— begin INPUT MATERIAL —

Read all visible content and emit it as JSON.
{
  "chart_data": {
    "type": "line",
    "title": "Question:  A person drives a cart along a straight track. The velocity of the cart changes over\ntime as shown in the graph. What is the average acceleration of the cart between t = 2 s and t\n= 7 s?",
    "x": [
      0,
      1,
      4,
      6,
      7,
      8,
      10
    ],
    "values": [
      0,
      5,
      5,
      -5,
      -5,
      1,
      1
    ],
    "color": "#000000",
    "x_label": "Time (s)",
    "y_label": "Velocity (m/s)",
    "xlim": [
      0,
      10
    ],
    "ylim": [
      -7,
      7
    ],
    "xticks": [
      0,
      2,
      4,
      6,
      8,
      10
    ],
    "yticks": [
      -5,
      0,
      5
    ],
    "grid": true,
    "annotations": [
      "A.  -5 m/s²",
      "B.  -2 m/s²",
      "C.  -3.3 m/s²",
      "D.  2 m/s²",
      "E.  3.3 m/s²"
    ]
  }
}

— end INPUT MATERIAL —
— begin INPUT MATERIAL —

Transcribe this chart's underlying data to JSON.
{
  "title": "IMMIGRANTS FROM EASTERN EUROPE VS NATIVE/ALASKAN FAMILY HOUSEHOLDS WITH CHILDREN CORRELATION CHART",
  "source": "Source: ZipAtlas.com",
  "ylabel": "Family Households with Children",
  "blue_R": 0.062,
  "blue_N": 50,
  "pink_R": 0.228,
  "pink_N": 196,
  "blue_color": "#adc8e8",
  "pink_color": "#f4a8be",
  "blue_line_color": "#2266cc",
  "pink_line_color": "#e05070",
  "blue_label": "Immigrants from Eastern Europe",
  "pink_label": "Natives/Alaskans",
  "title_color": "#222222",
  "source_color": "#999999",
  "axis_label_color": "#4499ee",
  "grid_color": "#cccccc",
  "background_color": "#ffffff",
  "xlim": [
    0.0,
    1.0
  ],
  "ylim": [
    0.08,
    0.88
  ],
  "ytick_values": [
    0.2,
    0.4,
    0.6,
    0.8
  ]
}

— end INPUT MATERIAL —
— begin INPUT MATERIAL —

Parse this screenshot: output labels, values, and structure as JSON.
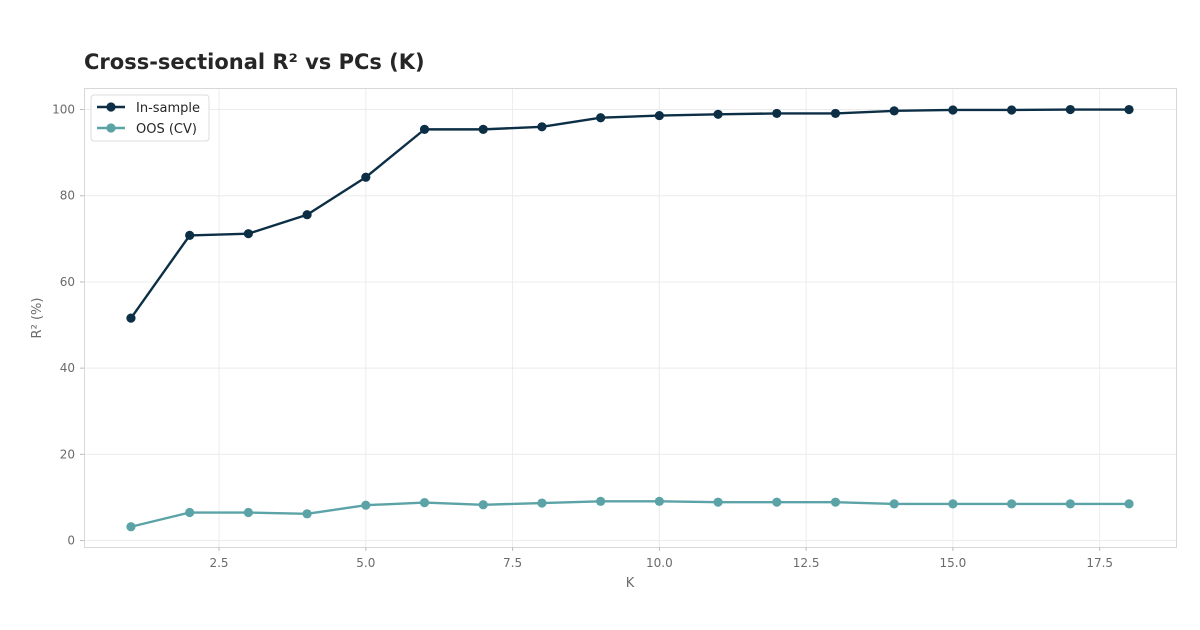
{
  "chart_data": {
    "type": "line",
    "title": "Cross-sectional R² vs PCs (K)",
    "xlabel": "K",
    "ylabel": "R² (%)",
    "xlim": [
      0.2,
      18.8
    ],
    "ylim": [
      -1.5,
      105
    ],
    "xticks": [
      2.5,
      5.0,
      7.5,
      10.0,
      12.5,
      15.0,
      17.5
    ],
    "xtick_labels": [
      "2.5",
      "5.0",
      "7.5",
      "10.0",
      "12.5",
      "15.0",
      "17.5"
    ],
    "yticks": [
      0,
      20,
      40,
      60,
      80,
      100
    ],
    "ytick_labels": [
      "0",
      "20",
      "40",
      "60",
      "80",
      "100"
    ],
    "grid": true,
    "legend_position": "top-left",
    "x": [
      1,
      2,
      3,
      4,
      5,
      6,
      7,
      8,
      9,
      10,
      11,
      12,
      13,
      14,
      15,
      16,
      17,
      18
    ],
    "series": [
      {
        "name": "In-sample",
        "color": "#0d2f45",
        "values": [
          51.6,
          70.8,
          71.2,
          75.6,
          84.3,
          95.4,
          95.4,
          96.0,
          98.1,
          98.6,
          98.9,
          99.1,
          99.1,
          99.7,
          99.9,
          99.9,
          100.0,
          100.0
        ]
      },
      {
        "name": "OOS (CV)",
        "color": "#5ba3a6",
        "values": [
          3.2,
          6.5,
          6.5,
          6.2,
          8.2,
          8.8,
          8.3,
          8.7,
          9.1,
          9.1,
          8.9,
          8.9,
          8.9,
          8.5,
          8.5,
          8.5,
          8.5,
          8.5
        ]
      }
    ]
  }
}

— end INPUT MATERIAL —

▶ [GIVEN EXERCISE] Where a line contains "ylabel", copy that line.

▶ [EXERCISE RESPONSE]
  "ylabel": "Family Households with Children",
    "ylabel": "R² (%)",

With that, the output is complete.